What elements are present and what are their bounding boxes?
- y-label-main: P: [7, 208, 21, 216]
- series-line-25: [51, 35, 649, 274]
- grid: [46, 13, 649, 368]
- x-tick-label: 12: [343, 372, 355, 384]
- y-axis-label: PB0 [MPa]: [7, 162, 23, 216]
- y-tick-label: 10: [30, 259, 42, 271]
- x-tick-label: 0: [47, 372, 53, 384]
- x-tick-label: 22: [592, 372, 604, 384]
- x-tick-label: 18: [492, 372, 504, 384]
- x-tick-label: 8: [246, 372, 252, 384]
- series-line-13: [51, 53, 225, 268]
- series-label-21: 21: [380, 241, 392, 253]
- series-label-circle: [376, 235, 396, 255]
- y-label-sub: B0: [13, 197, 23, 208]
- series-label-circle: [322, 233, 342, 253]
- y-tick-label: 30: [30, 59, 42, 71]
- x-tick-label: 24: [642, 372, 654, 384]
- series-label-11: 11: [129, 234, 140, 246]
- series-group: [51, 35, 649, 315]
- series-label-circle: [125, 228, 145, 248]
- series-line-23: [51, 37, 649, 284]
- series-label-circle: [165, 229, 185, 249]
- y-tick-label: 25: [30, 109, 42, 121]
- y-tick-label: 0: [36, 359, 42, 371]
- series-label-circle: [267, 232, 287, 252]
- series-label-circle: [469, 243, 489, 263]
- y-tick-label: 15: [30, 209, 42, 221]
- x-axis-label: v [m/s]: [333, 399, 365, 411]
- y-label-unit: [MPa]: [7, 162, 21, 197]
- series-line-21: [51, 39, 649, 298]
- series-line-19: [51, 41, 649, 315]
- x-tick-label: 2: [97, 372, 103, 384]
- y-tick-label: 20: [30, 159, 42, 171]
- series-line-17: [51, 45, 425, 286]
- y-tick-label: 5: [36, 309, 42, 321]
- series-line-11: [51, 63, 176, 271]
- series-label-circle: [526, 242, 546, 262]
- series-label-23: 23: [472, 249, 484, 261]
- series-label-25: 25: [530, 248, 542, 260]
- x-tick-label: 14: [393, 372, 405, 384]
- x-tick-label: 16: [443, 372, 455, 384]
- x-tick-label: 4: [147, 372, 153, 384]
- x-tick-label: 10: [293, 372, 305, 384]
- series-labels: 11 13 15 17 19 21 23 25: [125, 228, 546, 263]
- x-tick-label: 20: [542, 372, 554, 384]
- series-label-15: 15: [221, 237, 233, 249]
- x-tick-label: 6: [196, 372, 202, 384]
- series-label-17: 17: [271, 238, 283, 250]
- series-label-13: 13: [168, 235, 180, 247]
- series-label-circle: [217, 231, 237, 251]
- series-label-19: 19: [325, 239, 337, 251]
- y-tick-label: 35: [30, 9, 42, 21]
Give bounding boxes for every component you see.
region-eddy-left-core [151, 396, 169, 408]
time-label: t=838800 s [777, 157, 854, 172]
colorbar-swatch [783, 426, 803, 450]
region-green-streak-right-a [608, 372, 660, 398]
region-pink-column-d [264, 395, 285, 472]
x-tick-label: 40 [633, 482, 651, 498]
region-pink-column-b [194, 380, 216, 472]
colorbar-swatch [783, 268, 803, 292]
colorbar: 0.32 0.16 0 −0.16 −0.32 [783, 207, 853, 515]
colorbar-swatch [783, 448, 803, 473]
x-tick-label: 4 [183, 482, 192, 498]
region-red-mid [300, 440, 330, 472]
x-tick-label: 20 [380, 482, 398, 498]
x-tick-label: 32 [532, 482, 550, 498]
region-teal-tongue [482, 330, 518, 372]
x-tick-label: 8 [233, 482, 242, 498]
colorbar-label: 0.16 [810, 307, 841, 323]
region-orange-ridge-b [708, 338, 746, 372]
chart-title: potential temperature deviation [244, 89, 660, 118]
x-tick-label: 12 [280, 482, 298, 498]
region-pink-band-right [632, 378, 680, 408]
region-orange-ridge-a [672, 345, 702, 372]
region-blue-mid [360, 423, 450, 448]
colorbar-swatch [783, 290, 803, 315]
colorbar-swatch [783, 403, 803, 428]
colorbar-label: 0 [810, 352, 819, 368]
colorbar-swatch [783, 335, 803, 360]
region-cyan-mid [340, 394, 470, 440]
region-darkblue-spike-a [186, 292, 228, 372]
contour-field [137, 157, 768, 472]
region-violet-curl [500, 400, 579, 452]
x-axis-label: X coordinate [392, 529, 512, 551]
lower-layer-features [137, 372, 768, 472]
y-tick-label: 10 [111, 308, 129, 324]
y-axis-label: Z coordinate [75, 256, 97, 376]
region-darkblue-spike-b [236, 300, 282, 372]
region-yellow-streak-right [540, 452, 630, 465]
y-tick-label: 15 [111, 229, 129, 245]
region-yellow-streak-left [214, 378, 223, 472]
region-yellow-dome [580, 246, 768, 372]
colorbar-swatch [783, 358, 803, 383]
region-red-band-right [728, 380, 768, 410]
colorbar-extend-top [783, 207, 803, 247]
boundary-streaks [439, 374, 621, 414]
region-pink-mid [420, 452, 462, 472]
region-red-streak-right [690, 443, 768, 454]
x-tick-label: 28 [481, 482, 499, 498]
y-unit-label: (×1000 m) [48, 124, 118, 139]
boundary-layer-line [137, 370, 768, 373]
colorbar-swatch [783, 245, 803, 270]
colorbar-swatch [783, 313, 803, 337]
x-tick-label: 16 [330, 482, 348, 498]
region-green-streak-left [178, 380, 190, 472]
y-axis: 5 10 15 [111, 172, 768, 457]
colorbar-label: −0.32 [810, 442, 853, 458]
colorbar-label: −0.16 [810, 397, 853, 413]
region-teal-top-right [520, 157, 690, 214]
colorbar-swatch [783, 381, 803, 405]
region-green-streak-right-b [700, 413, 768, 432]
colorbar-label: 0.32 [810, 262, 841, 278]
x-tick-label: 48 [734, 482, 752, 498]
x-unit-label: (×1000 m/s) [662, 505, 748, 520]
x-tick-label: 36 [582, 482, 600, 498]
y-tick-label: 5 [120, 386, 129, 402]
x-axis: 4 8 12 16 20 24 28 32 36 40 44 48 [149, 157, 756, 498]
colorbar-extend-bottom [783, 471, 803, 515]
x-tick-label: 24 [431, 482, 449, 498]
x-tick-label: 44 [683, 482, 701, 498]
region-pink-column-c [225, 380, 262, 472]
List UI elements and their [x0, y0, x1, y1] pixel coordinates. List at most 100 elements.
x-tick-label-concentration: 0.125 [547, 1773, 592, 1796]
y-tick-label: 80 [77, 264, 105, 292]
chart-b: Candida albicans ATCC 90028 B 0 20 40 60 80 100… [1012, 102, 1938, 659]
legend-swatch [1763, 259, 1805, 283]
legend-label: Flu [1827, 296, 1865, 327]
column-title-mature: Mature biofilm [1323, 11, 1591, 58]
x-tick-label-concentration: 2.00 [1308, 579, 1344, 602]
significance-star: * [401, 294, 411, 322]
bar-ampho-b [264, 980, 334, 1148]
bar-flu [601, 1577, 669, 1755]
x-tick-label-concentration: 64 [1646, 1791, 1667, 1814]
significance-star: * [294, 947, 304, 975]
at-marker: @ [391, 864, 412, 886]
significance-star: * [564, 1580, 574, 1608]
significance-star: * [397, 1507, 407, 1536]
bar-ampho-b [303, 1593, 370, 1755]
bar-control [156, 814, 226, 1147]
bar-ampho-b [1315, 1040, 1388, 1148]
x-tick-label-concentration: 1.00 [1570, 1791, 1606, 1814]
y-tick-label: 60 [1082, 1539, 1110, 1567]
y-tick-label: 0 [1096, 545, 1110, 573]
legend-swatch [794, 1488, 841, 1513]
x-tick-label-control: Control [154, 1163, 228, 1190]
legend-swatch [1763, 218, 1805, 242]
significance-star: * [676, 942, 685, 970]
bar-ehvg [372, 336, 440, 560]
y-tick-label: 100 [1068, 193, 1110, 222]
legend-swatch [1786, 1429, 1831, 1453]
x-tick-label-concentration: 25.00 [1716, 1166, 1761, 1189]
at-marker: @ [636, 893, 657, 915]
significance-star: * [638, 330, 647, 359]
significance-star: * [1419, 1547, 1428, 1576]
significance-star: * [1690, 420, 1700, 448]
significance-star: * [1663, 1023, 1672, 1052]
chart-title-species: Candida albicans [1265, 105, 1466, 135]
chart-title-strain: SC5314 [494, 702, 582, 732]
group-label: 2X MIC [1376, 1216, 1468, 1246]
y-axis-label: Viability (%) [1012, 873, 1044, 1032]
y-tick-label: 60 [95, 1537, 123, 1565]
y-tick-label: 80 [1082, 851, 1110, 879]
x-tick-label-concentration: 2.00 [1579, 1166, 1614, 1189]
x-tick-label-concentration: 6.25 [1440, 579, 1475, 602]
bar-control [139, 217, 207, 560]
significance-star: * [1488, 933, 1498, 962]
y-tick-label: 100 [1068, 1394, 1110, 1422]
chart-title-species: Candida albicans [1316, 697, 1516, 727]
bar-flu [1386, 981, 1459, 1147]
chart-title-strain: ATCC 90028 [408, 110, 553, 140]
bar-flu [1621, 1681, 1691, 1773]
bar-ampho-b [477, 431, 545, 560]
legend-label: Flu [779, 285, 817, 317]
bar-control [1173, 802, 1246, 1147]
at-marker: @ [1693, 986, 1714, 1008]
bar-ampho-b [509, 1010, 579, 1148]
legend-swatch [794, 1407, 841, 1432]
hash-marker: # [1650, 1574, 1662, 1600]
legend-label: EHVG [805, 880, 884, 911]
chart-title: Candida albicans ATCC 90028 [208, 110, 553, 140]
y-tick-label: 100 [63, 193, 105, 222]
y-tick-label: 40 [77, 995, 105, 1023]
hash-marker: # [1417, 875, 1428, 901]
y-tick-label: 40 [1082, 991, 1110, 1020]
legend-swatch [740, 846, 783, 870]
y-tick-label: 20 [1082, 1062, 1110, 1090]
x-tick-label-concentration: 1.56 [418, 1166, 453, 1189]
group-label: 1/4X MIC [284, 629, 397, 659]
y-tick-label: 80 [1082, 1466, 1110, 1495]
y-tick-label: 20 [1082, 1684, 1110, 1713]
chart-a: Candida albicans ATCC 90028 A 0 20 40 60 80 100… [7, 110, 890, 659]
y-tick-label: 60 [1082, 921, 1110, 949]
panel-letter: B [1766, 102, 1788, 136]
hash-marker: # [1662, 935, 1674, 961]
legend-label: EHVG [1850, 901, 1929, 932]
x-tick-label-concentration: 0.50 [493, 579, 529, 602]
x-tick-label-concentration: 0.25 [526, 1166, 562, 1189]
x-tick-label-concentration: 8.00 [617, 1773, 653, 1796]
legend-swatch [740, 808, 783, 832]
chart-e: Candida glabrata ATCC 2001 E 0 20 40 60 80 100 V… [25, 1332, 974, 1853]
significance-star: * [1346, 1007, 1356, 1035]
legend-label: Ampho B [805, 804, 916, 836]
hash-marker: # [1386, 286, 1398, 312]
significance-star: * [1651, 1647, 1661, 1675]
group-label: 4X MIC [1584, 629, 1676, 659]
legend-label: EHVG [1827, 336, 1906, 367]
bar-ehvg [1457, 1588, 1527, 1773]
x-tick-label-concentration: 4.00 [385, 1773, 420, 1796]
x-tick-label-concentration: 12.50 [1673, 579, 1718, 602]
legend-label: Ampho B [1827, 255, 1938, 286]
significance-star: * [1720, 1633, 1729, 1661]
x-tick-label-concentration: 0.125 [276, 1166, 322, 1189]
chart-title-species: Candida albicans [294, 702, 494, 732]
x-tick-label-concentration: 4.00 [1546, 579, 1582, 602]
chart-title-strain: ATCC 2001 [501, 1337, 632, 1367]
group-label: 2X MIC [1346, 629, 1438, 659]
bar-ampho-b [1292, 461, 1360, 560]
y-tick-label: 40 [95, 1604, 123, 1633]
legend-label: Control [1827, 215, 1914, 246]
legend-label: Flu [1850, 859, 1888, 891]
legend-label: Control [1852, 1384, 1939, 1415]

========================

## Stated problem
Can you copy out the listing word for word, starting with its first line and going on through the line that contains "- series-label-circle: [469, 243, 489, 263]", including both of those lines?

## Task result
What elements are present and what are their bounding boxes?
- y-label-main: P: [7, 208, 21, 216]
- series-line-25: [51, 35, 649, 274]
- grid: [46, 13, 649, 368]
- x-tick-label: 12: [343, 372, 355, 384]
- y-axis-label: PB0 [MPa]: [7, 162, 23, 216]
- y-tick-label: 10: [30, 259, 42, 271]
- x-tick-label: 0: [47, 372, 53, 384]
- x-tick-label: 22: [592, 372, 604, 384]
- x-tick-label: 18: [492, 372, 504, 384]
- x-tick-label: 8: [246, 372, 252, 384]
- series-line-13: [51, 53, 225, 268]
- series-label-21: 21: [380, 241, 392, 253]
- series-label-circle: [376, 235, 396, 255]
- y-label-sub: B0: [13, 197, 23, 208]
- series-label-circle: [322, 233, 342, 253]
- y-tick-label: 30: [30, 59, 42, 71]
- x-tick-label: 24: [642, 372, 654, 384]
- series-label-11: 11: [129, 234, 140, 246]
- series-group: [51, 35, 649, 315]
- series-label-circle: [125, 228, 145, 248]
- series-line-23: [51, 37, 649, 284]
- series-label-circle: [165, 229, 185, 249]
- y-tick-label: 25: [30, 109, 42, 121]
- y-tick-label: 0: [36, 359, 42, 371]
- series-label-circle: [267, 232, 287, 252]
- series-label-circle: [469, 243, 489, 263]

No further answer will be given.